▶ [EXERCISE PROMPT]:
Please list all lines of the material below in which the string "الحكم" occurs.

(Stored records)
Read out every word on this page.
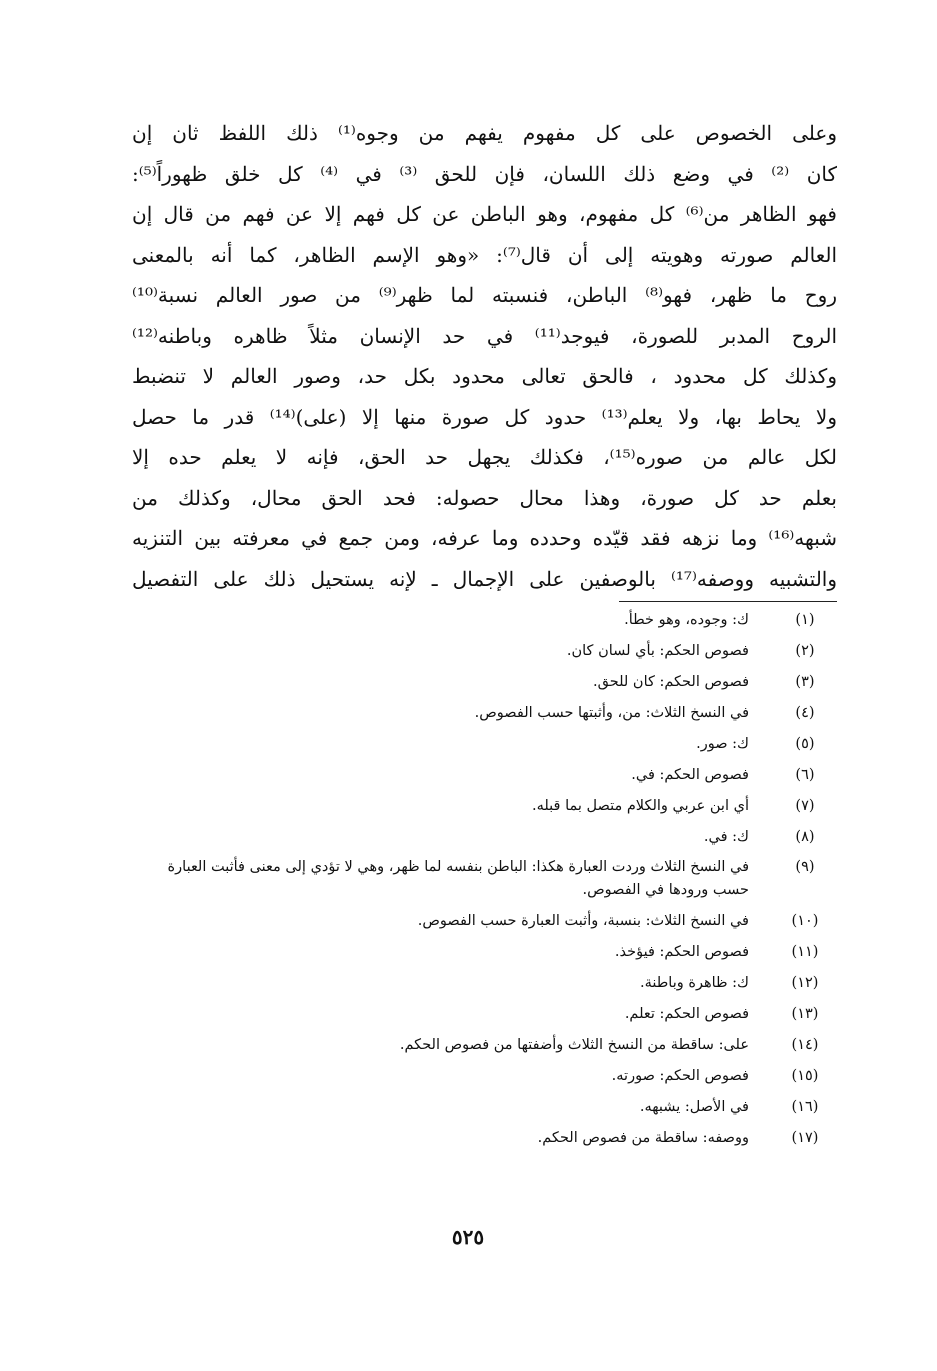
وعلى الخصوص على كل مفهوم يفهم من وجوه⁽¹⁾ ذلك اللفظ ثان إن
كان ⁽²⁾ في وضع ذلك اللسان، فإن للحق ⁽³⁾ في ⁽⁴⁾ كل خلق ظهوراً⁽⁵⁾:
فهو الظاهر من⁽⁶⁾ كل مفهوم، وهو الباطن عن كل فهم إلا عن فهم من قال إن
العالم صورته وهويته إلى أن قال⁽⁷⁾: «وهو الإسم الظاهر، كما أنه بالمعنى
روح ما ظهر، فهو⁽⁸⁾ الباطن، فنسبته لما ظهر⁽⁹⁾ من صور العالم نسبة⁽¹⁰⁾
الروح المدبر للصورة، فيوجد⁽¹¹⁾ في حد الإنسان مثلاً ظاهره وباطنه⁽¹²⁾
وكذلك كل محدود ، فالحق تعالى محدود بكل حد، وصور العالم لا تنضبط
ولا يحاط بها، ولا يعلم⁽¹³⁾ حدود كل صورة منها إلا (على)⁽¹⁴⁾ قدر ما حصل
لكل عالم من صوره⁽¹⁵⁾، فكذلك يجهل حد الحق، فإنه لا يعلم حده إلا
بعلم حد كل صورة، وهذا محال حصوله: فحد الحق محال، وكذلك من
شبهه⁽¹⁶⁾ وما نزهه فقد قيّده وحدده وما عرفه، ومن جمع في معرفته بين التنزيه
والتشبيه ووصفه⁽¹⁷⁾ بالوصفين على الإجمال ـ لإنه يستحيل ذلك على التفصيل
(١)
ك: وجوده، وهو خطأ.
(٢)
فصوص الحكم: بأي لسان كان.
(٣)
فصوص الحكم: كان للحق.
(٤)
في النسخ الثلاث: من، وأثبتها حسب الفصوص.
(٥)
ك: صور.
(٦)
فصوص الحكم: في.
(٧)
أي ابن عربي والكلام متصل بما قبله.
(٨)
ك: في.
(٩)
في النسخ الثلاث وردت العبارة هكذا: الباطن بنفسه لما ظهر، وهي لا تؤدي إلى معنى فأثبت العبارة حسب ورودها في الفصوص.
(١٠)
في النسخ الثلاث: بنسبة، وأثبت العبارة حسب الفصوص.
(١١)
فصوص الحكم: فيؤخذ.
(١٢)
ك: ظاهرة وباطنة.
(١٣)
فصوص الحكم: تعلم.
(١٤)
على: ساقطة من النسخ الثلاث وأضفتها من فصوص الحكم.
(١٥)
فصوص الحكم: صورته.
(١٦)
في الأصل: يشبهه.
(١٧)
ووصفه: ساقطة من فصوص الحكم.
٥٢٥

--

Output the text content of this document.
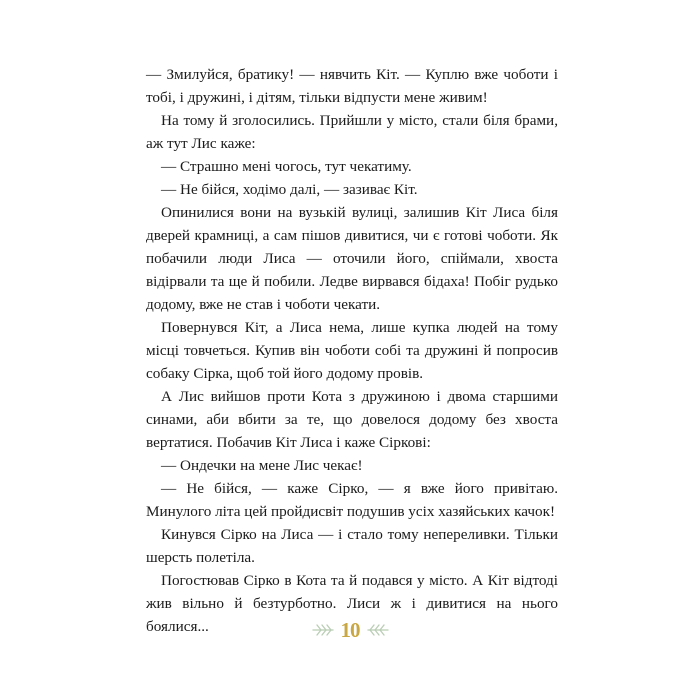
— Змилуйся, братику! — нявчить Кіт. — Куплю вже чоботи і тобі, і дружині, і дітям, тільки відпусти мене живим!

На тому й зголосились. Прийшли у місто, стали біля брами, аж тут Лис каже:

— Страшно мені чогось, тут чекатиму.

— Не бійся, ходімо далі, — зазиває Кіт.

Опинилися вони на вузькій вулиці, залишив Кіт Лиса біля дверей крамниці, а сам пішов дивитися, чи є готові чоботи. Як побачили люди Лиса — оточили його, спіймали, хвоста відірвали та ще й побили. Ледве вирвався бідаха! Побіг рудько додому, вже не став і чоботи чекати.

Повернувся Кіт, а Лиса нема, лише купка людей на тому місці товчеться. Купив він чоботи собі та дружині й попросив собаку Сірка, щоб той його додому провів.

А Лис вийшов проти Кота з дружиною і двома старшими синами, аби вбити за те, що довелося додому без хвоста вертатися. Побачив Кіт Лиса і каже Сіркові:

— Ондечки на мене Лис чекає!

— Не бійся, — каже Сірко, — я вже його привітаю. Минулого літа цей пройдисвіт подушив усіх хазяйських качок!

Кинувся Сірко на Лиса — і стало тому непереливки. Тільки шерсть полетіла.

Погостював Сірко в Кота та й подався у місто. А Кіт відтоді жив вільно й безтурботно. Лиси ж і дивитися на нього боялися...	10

▶ [ANSWER TO THIS PROBLEM]:
فصوص الحكم: بأي لسان كان.
فصوص الحكم: كان للحق.
فصوص الحكم: في.
فصوص الحكم: فيؤخذ.
فصوص الحكم: تعلم.
على: ساقطة من النسخ الثلاث وأضفتها من فصوص الحكم.
فصوص الحكم: صورته.
ووصفه: ساقطة من فصوص الحكم.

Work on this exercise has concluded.